What you have to do:
Below are some entries. Copy each line that holds the string "District".

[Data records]
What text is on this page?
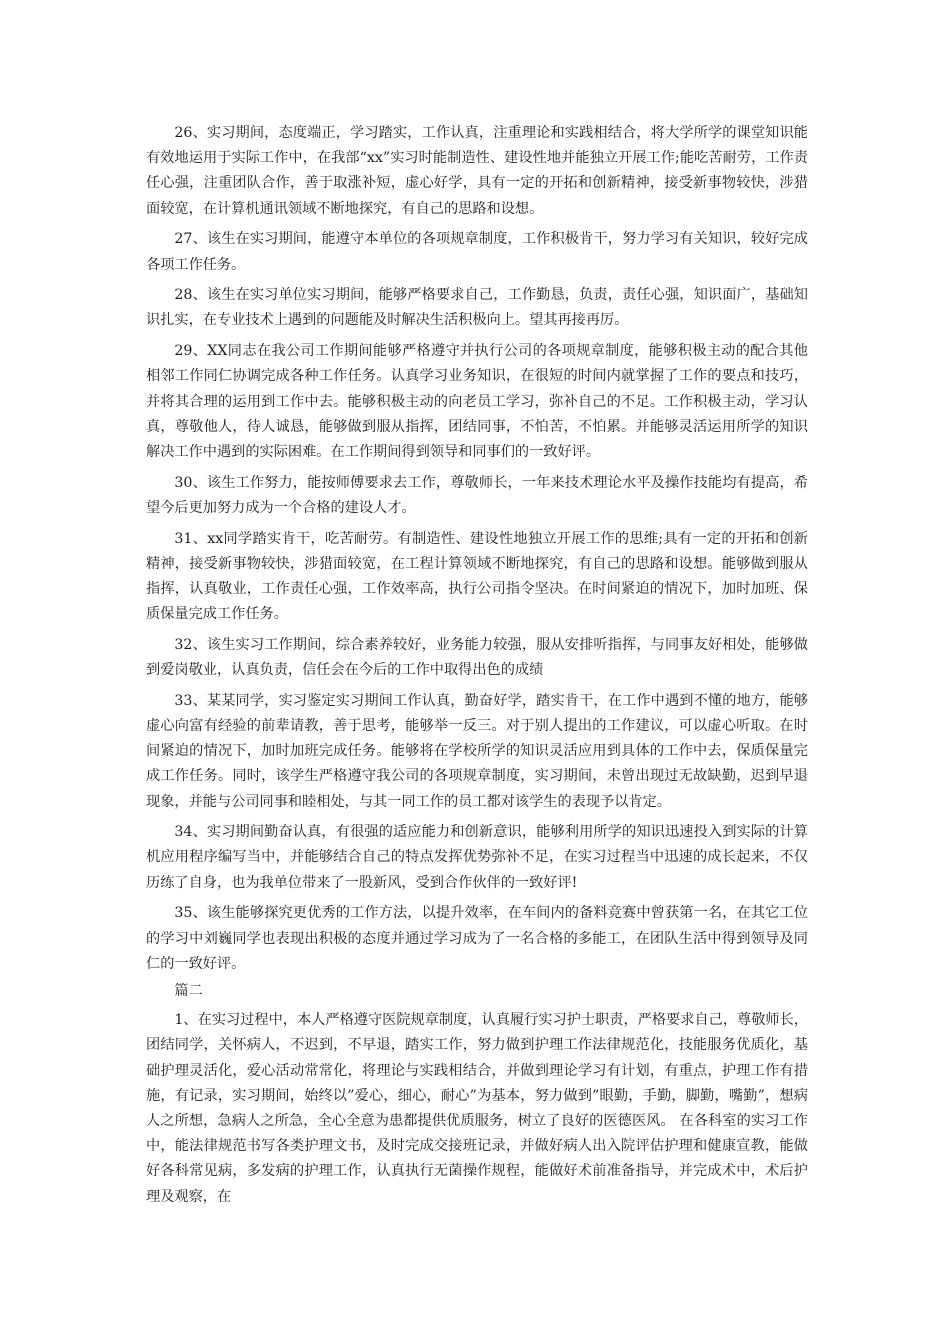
26、实习期间，态度端正，学习踏实，工作认真，注重理论和实践相结合，将大学所学的课堂知识能有效地运用于实际工作中，在我部“xx”实习时能制造性、建设性地并能独立开展工作;能吃苦耐劳，工作责任心强，注重团队合作，善于取涨补短，虚心好学，具有一定的开拓和创新精神，接受新事物较快，涉猎面较宽，在计算机通讯领域不断地探究，有自己的思路和设想。

27、该生在实习期间，能遵守本单位的各项规章制度，工作积极肯干，努力学习有关知识，较好完成各项工作任务。

28、该生在实习单位实习期间，能够严格要求自己，工作勤恳，负责，责任心强，知识面广，基础知识扎实，在专业技术上遇到的问题能及时解决生活积极向上。望其再接再厉。

29、XX同志在我公司工作期间能够严格遵守并执行公司的各项规章制度，能够积极主动的配合其他相邻工作同仁协调完成各种工作任务。认真学习业务知识，在很短的时间内就掌握了工作的要点和技巧，并将其合理的运用到工作中去。能够积极主动的向老员工学习，弥补自己的不足。工作积极主动，学习认真，尊敬他人，待人诚恳，能够做到服从指挥，团结同事，不怕苦，不怕累。并能够灵活运用所学的知识解决工作中遇到的实际困难。在工作期间得到领导和同事们的一致好评。

30、该生工作努力，能按师傅要求去工作，尊敬师长，一年来技术理论水平及操作技能均有提高，希望今后更加努力成为一个合格的建设人才。

31、xx同学踏实肯干，吃苦耐劳。有制造性、建设性地独立开展工作的思维;具有一定的开拓和创新精神，接受新事物较快，涉猎面较宽，在工程计算领域不断地探究，有自己的思路和设想。能够做到服从指挥，认真敬业，工作责任心强，工作效率高，执行公司指令坚决。在时间紧迫的情况下，加时加班、保质保量完成工作任务。

32、该生实习工作期间，综合素养较好，业务能力较强，服从安排听指挥，与同事友好相处，能够做到爱岗敬业，认真负责，信任会在今后的工作中取得出色的成绩

33、某某同学，实习鉴定实习期间工作认真，勤奋好学，踏实肯干，在工作中遇到不懂的地方，能够虚心向富有经验的前辈请教，善于思考，能够举一反三。对于别人提出的工作建议，可以虚心听取。在时间紧迫的情况下，加时加班完成任务。能够将在学校所学的知识灵活应用到具体的工作中去，保质保量完成工作任务。同时，该学生严格遵守我公司的各项规章制度，实习期间，未曾出现过无故缺勤，迟到早退现象，并能与公司同事和睦相处，与其一同工作的员工都对该学生的表现予以肯定。

34、实习期间勤奋认真，有很强的适应能力和创新意识，能够利用所学的知识迅速投入到实际的计算机应用程序编写当中，并能够结合自己的特点发挥优势弥补不足，在实习过程当中迅速的成长起来，不仅历练了自身，也为我单位带来了一股新风，受到合作伙伴的一致好评!

35、该生能够探究更优秀的工作方法，以提升效率，在车间内的备料竞赛中曾获第一名，在其它工位的学习中刘巍同学也表现出积极的态度并通过学习成为了一名合格的多能工，在团队生活中得到领导及同仁的一致好评。

篇二

1、在实习过程中，本人严格遵守医院规章制度，认真履行实习护士职责，严格要求自己，尊敬师长，团结同学，关怀病人，不迟到，不早退，踏实工作，努力做到护理工作法律规范化，技能服务优质化，基础护理灵活化，爱心活动常常化，将理论与实践相结合，并做到理论学习有计划，有重点，护理工作有措施，有记录，实习期间，始终以”爱心，细心，耐心”为基本，努力做到”眼勤，手勤，脚勤，嘴勤”，想病人之所想，急病人之所急，全心全意为患都提供优质服务，树立了良好的医德医风。 在各科室的实习工作中，能法律规范书写各类护理文书，及时完成交接班记录，并做好病人出入院评估护理和健康宣教，能做好各科常见病，多发病的护理工作，认真执行无菌操作规程，能做好术前准备指导，并完成术中，术后护理及观察，在
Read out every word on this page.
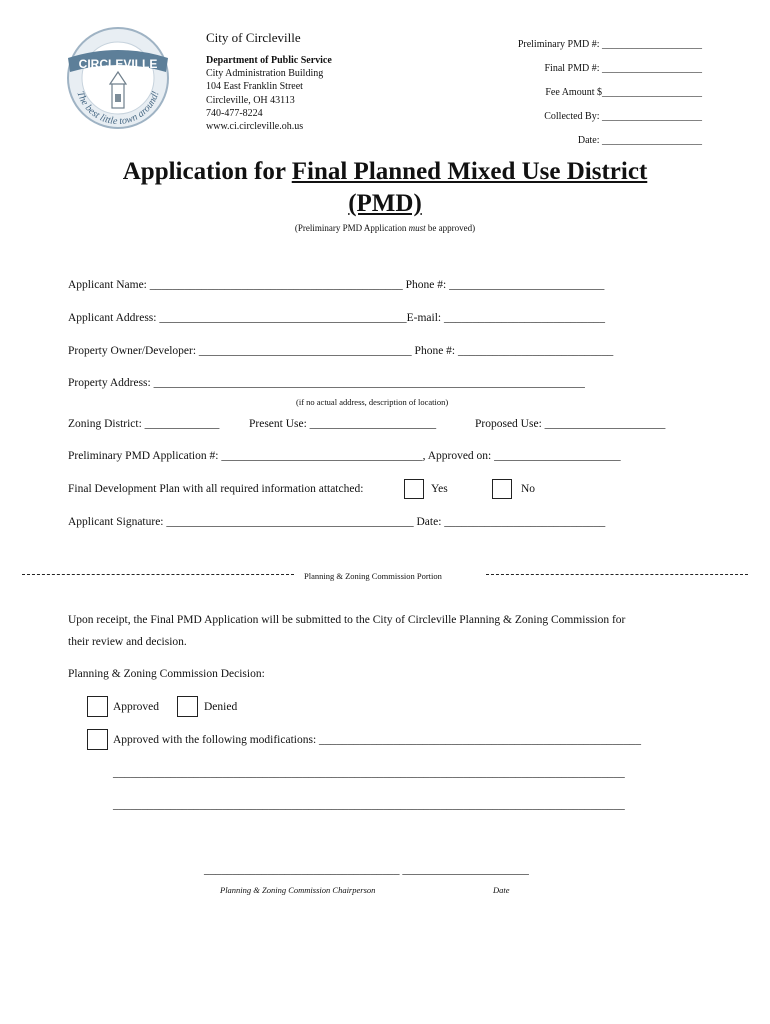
CIRCLEVILLE
The best little town around!
City of Circleville
Department of Public Service
City Administration Building
104 East Franklin Street
Circleville, OH 43113
740-477-8224
www.ci.circleville.oh.us
Preliminary PMD #: ____________________
Final PMD #: ____________________
Fee Amount $____________________
Collected By: ____________________
Date: ____________________
Application for Final Planned Mixed Use District
(PMD)
(Preliminary PMD Application must be approved)
Applicant Name: ____________________________________________ Phone #: ___________________________
Applicant Address: ___________________________________________E-mail: ____________________________
Property Owner/Developer: _____________________________________ Phone #: ___________________________
Property Address: ___________________________________________________________________________
(if no actual address, description of location)
Zoning District: _____________	Present Use: ______________________	Proposed Use: _____________________
Preliminary PMD Application #: ___________________________________, Approved on: ______________________
Final Development Plan with all required information attatched:	Yes	No
Applicant Signature: ___________________________________________ Date: ____________________________
Planning & Zoning Commission Portion
Upon receipt, the Final PMD Application will be submitted to the City of Circleville Planning & Zoning Commission for
their review and decision.
Planning & Zoning Commission Decision:
Approved	Denied
Approved with the following modifications: ________________________________________________________
_________________________________________________________________________________________
_________________________________________________________________________________________
__________________________________ ______________________
Planning & Zoning Commission Chairperson	Date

Result of this task:
Application for Final Planned Mixed Use District
Zoning District: _____________	Present Use: ______________________	Proposed Use: _____________________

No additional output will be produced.